-- Task material --
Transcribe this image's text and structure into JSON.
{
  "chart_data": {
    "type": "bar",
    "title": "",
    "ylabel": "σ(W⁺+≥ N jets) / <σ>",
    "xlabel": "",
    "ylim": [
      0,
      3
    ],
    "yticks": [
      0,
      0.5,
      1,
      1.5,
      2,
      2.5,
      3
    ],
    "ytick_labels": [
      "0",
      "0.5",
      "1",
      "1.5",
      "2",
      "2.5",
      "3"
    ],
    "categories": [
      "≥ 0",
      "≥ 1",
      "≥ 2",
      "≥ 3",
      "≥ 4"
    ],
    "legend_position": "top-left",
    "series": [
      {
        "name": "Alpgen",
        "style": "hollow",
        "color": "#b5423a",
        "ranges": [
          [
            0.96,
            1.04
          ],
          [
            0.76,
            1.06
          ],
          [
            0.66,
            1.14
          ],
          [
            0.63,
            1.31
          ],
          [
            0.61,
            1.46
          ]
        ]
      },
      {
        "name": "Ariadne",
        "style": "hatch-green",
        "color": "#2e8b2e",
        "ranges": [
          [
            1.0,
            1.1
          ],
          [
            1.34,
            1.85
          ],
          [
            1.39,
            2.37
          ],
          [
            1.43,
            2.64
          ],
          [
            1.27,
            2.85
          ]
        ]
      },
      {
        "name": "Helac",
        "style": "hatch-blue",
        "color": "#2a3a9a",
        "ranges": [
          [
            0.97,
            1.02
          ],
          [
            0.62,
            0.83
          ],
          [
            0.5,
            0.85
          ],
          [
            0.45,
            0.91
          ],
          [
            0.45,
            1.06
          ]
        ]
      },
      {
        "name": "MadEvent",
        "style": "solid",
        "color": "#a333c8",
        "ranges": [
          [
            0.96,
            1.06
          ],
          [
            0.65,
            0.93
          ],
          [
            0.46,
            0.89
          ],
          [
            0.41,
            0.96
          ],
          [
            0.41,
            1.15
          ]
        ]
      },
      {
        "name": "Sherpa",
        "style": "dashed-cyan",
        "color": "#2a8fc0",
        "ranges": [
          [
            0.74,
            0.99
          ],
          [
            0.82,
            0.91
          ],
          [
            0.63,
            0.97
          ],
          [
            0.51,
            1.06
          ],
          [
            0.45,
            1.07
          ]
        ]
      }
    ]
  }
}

-- Task description --
Go through the data and return every record exactly.

-- Solution to this problem --
Transcribe this image's text and structure into JSON.
{
  "chart_data": {
    "type": "bar",
    "title": "",
    "ylabel": "σ(W⁺+≥ N jets) / <σ>",
    "xlabel": "",
    "ylim": [
      0,
      3
    ],
    "yticks": [
      0,
      0.5,
      1,
      1.5,
      2,
      2.5,
      3
    ],
    "ytick_labels": [
      "0",
      "0.5",
      "1",
      "1.5",
      "2",
      "2.5",
      "3"
    ],
    "categories": [
      "≥ 0",
      "≥ 1",
      "≥ 2",
      "≥ 3",
      "≥ 4"
    ],
    "legend_position": "top-left",
    "series": [
      {
        "name": "Alpgen",
        "style": "hollow",
        "color": "#b5423a",
        "ranges": [
          [
            0.96,
            1.04
          ],
          [
            0.76,
            1.06
          ],
          [
            0.66,
            1.14
          ],
          [
            0.63,
            1.31
          ],
          [
            0.61,
            1.46
          ]
        ]
      },
      {
        "name": "Ariadne",
        "style": "hatch-green",
        "color": "#2e8b2e",
        "ranges": [
          [
            1.0,
            1.1
          ],
          [
            1.34,
            1.85
          ],
          [
            1.39,
            2.37
          ],
          [
            1.43,
            2.64
          ],
          [
            1.27,
            2.85
          ]
        ]
      },
      {
        "name": "Helac",
        "style": "hatch-blue",
        "color": "#2a3a9a",
        "ranges": [
          [
            0.97,
            1.02
          ],
          [
            0.62,
            0.83
          ],
          [
            0.5,
            0.85
          ],
          [
            0.45,
            0.91
          ],
          [
            0.45,
            1.06
          ]
        ]
      },
      {
        "name": "MadEvent",
        "style": "solid",
        "color": "#a333c8",
        "ranges": [
          [
            0.96,
            1.06
          ],
          [
            0.65,
            0.93
          ],
          [
            0.46,
            0.89
          ],
          [
            0.41,
            0.96
          ],
          [
            0.41,
            1.15
          ]
        ]
      },
      {
        "name": "Sherpa",
        "style": "dashed-cyan",
        "color": "#2a8fc0",
        "ranges": [
          [
            0.74,
            0.99
          ],
          [
            0.82,
            0.91
          ],
          [
            0.63,
            0.97
          ],
          [
            0.51,
            1.06
          ],
          [
            0.45,
            1.07
          ]
        ]
      }
    ]
  }
}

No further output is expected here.